▶ **DIRECTIONS FOR THIS TASK**
Extract every line of the listing below and reproduce each one without any change.
◇ ◇ ◇ ◇
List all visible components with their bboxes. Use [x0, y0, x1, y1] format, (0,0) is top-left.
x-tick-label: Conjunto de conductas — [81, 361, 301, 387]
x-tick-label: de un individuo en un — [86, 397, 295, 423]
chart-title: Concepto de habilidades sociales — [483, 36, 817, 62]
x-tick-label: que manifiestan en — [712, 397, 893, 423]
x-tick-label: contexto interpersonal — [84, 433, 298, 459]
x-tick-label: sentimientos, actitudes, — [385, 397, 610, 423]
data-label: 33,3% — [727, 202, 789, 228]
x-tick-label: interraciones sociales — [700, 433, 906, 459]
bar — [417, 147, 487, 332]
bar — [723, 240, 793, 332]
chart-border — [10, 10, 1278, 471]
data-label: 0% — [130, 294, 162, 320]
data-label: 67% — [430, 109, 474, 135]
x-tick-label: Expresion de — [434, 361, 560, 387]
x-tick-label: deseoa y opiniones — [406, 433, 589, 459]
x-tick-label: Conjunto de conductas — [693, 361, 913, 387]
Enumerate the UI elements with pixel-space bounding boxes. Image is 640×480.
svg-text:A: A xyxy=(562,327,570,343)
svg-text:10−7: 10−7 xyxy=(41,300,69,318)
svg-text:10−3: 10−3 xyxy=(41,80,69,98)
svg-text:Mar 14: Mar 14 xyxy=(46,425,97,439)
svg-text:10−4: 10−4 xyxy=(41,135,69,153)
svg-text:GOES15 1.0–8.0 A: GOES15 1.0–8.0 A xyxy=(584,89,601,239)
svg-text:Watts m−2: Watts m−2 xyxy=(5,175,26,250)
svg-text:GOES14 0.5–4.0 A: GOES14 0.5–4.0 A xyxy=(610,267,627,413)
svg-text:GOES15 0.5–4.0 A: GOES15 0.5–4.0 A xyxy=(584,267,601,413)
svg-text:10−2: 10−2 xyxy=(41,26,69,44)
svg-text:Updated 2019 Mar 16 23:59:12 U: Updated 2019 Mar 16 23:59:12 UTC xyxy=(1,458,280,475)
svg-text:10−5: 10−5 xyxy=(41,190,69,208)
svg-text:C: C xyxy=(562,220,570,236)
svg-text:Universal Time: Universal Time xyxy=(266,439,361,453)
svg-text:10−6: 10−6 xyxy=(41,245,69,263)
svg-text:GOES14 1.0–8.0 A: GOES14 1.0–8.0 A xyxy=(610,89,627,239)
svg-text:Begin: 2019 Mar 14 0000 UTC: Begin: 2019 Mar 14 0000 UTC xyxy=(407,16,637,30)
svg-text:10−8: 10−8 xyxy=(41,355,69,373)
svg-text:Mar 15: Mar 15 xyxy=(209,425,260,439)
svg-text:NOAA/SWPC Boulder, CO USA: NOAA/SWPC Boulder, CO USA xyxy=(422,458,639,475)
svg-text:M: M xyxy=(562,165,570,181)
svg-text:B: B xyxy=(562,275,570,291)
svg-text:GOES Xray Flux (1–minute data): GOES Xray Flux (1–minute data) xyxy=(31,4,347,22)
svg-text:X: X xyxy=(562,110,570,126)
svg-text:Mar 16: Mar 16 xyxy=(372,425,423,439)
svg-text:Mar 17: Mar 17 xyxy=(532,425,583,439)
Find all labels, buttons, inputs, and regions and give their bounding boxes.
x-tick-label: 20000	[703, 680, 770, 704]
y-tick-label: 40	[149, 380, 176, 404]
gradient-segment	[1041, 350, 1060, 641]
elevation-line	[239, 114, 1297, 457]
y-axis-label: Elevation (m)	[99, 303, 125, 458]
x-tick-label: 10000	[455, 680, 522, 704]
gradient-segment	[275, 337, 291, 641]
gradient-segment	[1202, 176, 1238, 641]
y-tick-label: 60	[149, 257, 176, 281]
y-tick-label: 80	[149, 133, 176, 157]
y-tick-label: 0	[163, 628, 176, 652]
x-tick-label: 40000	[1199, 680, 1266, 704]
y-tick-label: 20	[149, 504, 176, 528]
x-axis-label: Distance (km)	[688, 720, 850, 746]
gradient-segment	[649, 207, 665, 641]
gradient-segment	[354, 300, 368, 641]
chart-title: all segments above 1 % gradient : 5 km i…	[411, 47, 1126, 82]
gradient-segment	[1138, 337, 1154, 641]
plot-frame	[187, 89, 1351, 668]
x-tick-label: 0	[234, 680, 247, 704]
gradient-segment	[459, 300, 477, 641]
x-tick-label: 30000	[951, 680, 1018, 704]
◇ ◇ ◇ ◇
▶ **FULL OUTPUT**
List all visible components with their bboxes. Use [x0, y0, x1, y1] format, (0,0) is top-left.
x-tick-label: Conjunto de conductas — [81, 361, 301, 387]
x-tick-label: de un individuo en un — [86, 397, 295, 423]
chart-title: Concepto de habilidades sociales — [483, 36, 817, 62]
x-tick-label: que manifiestan en — [712, 397, 893, 423]
x-tick-label: contexto interpersonal — [84, 433, 298, 459]
x-tick-label: sentimientos, actitudes, — [385, 397, 610, 423]
data-label: 33,3% — [727, 202, 789, 228]
x-tick-label: interraciones sociales — [700, 433, 906, 459]
bar — [417, 147, 487, 332]
bar — [723, 240, 793, 332]
chart-border — [10, 10, 1278, 471]
data-label: 0% — [130, 294, 162, 320]
data-label: 67% — [430, 109, 474, 135]
x-tick-label: Expresion de — [434, 361, 560, 387]
x-tick-label: deseoa y opiniones — [406, 433, 589, 459]
x-tick-label: Conjunto de conductas — [693, 361, 913, 387]
Enumerate the UI elements with pixel-space bounding boxes. Image is 640×480.
svg-text:A: A xyxy=(562,327,570,343)
svg-text:10−7: 10−7 xyxy=(41,300,69,318)
svg-text:10−3: 10−3 xyxy=(41,80,69,98)
svg-text:Mar 14: Mar 14 xyxy=(46,425,97,439)
svg-text:10−4: 10−4 xyxy=(41,135,69,153)
svg-text:GOES15 1.0–8.0 A: GOES15 1.0–8.0 A xyxy=(584,89,601,239)
svg-text:Watts m−2: Watts m−2 xyxy=(5,175,26,250)
svg-text:GOES14 0.5–4.0 A: GOES14 0.5–4.0 A xyxy=(610,267,627,413)
svg-text:GOES15 0.5–4.0 A: GOES15 0.5–4.0 A xyxy=(584,267,601,413)
svg-text:10−2: 10−2 xyxy=(41,26,69,44)
svg-text:Updated 2019 Mar 16 23:59:12 U: Updated 2019 Mar 16 23:59:12 UTC xyxy=(1,458,280,475)
svg-text:10−5: 10−5 xyxy=(41,190,69,208)
svg-text:C: C xyxy=(562,220,570,236)
svg-text:Universal Time: Universal Time xyxy=(266,439,361,453)
svg-text:10−6: 10−6 xyxy=(41,245,69,263)
svg-text:GOES14 1.0–8.0 A: GOES14 1.0–8.0 A xyxy=(610,89,627,239)
svg-text:Begin: 2019 Mar 14 0000 UTC: Begin: 2019 Mar 14 0000 UTC xyxy=(407,16,637,30)
svg-text:10−8: 10−8 xyxy=(41,355,69,373)
svg-text:Mar 15: Mar 15 xyxy=(209,425,260,439)
svg-text:NOAA/SWPC Boulder, CO USA: NOAA/SWPC Boulder, CO USA xyxy=(422,458,639,475)
svg-text:M: M xyxy=(562,165,570,181)
svg-text:B: B xyxy=(562,275,570,291)
svg-text:GOES Xray Flux (1–minute data): GOES Xray Flux (1–minute data) xyxy=(31,4,347,22)
svg-text:X: X xyxy=(562,110,570,126)
svg-text:Mar 16: Mar 16 xyxy=(372,425,423,439)
svg-text:Mar 17: Mar 17 xyxy=(532,425,583,439)
Find all labels, buttons, inputs, and regions and give their bounding boxes.
x-tick-label: 20000	[703, 680, 770, 704]
y-tick-label: 40	[149, 380, 176, 404]
gradient-segment	[1041, 350, 1060, 641]
elevation-line	[239, 114, 1297, 457]
y-axis-label: Elevation (m)	[99, 303, 125, 458]
x-tick-label: 10000	[455, 680, 522, 704]
gradient-segment	[275, 337, 291, 641]
gradient-segment	[1202, 176, 1238, 641]
y-tick-label: 60	[149, 257, 176, 281]
y-tick-label: 80	[149, 133, 176, 157]
y-tick-label: 0	[163, 628, 176, 652]
x-tick-label: 40000	[1199, 680, 1266, 704]
y-tick-label: 20	[149, 504, 176, 528]
x-axis-label: Distance (km)	[688, 720, 850, 746]
gradient-segment	[649, 207, 665, 641]
gradient-segment	[354, 300, 368, 641]
chart-title: all segments above 1 % gradient : 5 km i…	[411, 47, 1126, 82]
gradient-segment	[1138, 337, 1154, 641]
plot-frame	[187, 89, 1351, 668]
x-tick-label: 0	[234, 680, 247, 704]
gradient-segment	[459, 300, 477, 641]
x-tick-label: 30000	[951, 680, 1018, 704]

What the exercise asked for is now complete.